** start **

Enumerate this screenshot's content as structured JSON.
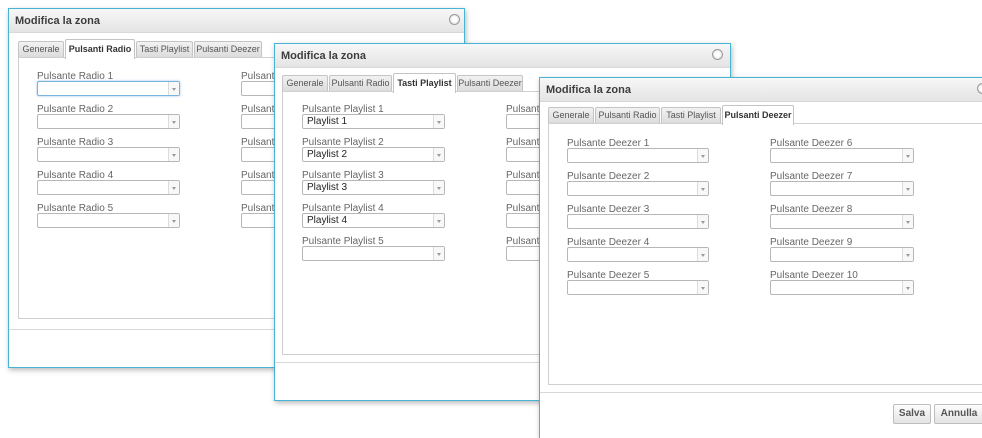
{
  "dialogs": [
    {
      "title": "Modifica la zona",
      "tabs": [
        "Generale",
        "Pulsanti Radio",
        "Tasti Playlist",
        "Pulsanti Deezer"
      ],
      "active_tab": 1,
      "left_fields": [
        {
          "label": "Pulsante Radio 1",
          "value": ""
        },
        {
          "label": "Pulsante Radio 2",
          "value": ""
        },
        {
          "label": "Pulsante Radio 3",
          "value": ""
        },
        {
          "label": "Pulsante Radio 4",
          "value": ""
        },
        {
          "label": "Pulsante Radio 5",
          "value": ""
        }
      ],
      "right_partial_label": "Pulsante"
    },
    {
      "title": "Modifica la zona",
      "tabs": [
        "Generale",
        "Pulsanti Radio",
        "Tasti Playlist",
        "Pulsanti Deezer"
      ],
      "active_tab": 2,
      "left_fields": [
        {
          "label": "Pulsante Playlist 1",
          "value": "Playlist 1"
        },
        {
          "label": "Pulsante Playlist 2",
          "value": "Playlist 2"
        },
        {
          "label": "Pulsante Playlist 3",
          "value": "Playlist 3"
        },
        {
          "label": "Pulsante Playlist 4",
          "value": "Playlist 4"
        },
        {
          "label": "Pulsante Playlist 5",
          "value": ""
        }
      ],
      "right_partial_label": "Pulsante"
    },
    {
      "title": "Modifica la zona",
      "tabs": [
        "Generale",
        "Pulsanti Radio",
        "Tasti Playlist",
        "Pulsanti Deezer"
      ],
      "active_tab": 3,
      "left_fields": [
        {
          "label": "Pulsante Deezer 1",
          "value": ""
        },
        {
          "label": "Pulsante Deezer 2",
          "value": ""
        },
        {
          "label": "Pulsante Deezer 3",
          "value": ""
        },
        {
          "label": "Pulsante Deezer 4",
          "value": ""
        },
        {
          "label": "Pulsante Deezer 5",
          "value": ""
        }
      ],
      "right_fields": [
        {
          "label": "Pulsante Deezer 6",
          "value": ""
        },
        {
          "label": "Pulsante Deezer 7",
          "value": ""
        },
        {
          "label": "Pulsante Deezer 8",
          "value": ""
        },
        {
          "label": "Pulsante Deezer 9",
          "value": ""
        },
        {
          "label": "Pulsante Deezer 10",
          "value": ""
        }
      ],
      "buttons": {
        "save": "Salva",
        "cancel": "Annulla"
      }
    }
  ]
}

** end **

*What is expected*
What is the number of lines containing "Radio"? Give that number only.

*Answer to this task*
8